Start of Listed entries

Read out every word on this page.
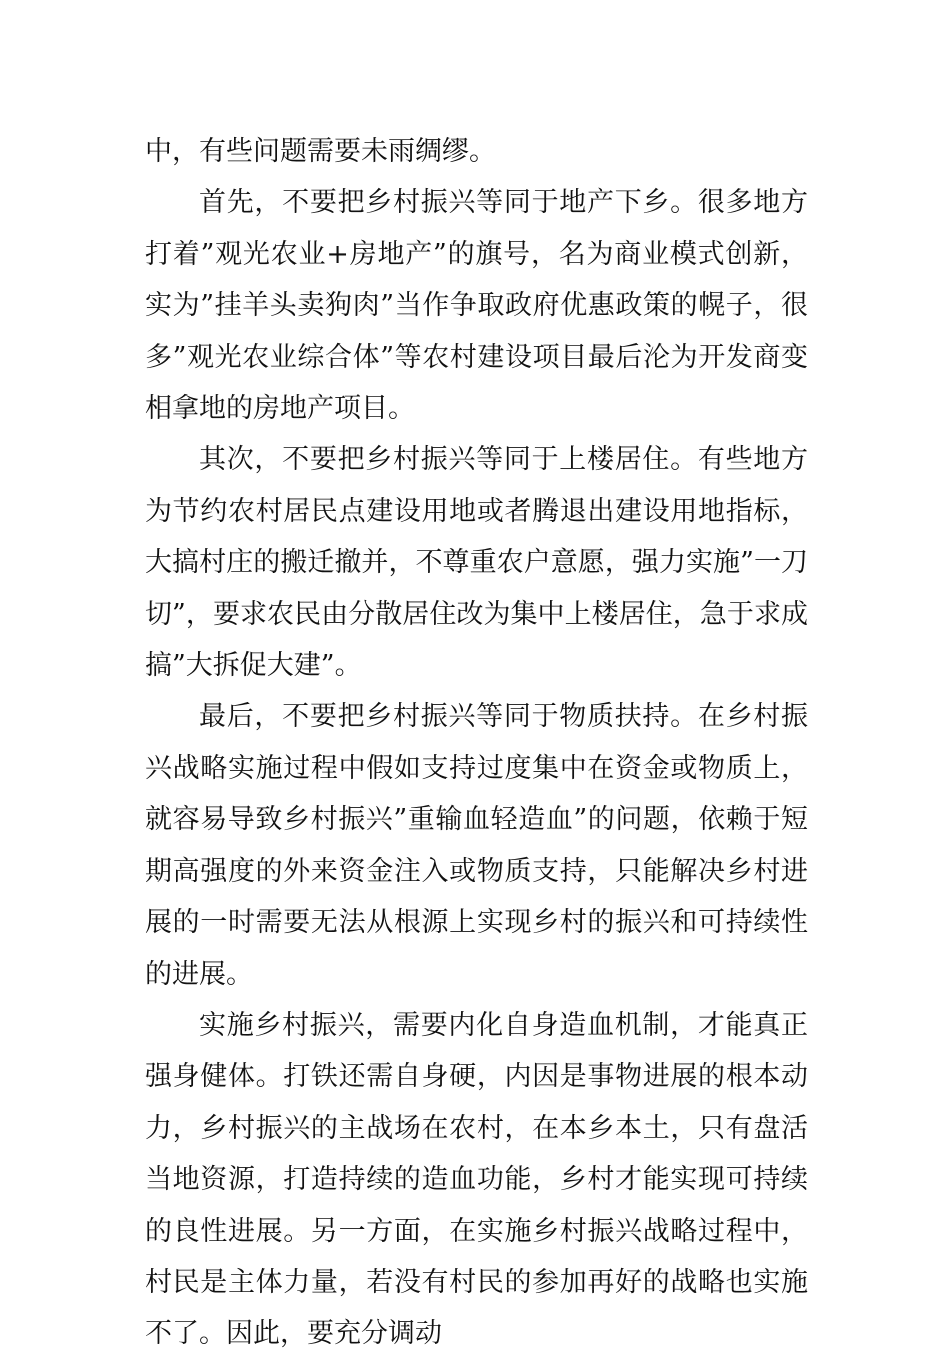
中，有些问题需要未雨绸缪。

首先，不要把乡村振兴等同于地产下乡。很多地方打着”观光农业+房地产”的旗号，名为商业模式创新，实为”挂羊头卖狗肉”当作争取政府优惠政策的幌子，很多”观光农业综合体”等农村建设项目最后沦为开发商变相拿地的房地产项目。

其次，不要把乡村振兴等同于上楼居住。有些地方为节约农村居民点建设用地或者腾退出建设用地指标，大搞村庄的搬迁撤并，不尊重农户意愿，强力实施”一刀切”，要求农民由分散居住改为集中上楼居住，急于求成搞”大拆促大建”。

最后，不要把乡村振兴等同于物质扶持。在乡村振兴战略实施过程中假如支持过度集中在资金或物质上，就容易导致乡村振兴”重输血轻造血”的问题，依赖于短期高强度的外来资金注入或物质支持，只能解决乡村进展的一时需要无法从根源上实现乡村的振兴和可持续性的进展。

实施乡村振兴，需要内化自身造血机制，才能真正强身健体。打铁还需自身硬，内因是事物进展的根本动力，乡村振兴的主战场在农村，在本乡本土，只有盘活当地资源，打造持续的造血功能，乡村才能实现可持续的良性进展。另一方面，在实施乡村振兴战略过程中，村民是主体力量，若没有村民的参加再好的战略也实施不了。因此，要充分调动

End of Listed entries

[Exercise brief] Each line of the material must be retyped exactly, except that images are omitted.

[Response to this task]
Read out every word on this page.
中，有些问题需要未雨绸缪。

首先，不要把乡村振兴等同于地产下乡。很多地方打着”观光农业+房地产”的旗号，名为商业模式创新，实为”挂羊头卖狗肉”当作争取政府优惠政策的幌子，很多”观光农业综合体”等农村建设项目最后沦为开发商变相拿地的房地产项目。

其次，不要把乡村振兴等同于上楼居住。有些地方为节约农村居民点建设用地或者腾退出建设用地指标，大搞村庄的搬迁撤并，不尊重农户意愿，强力实施”一刀切”，要求农民由分散居住改为集中上楼居住，急于求成搞”大拆促大建”。

最后，不要把乡村振兴等同于物质扶持。在乡村振兴战略实施过程中假如支持过度集中在资金或物质上，就容易导致乡村振兴”重输血轻造血”的问题，依赖于短期高强度的外来资金注入或物质支持，只能解决乡村进展的一时需要无法从根源上实现乡村的振兴和可持续性的进展。

实施乡村振兴，需要内化自身造血机制，才能真正强身健体。打铁还需自身硬，内因是事物进展的根本动力，乡村振兴的主战场在农村，在本乡本土，只有盘活当地资源，打造持续的造血功能，乡村才能实现可持续的良性进展。另一方面，在实施乡村振兴战略过程中，村民是主体力量，若没有村民的参加再好的战略也实施不了。因此，要充分调动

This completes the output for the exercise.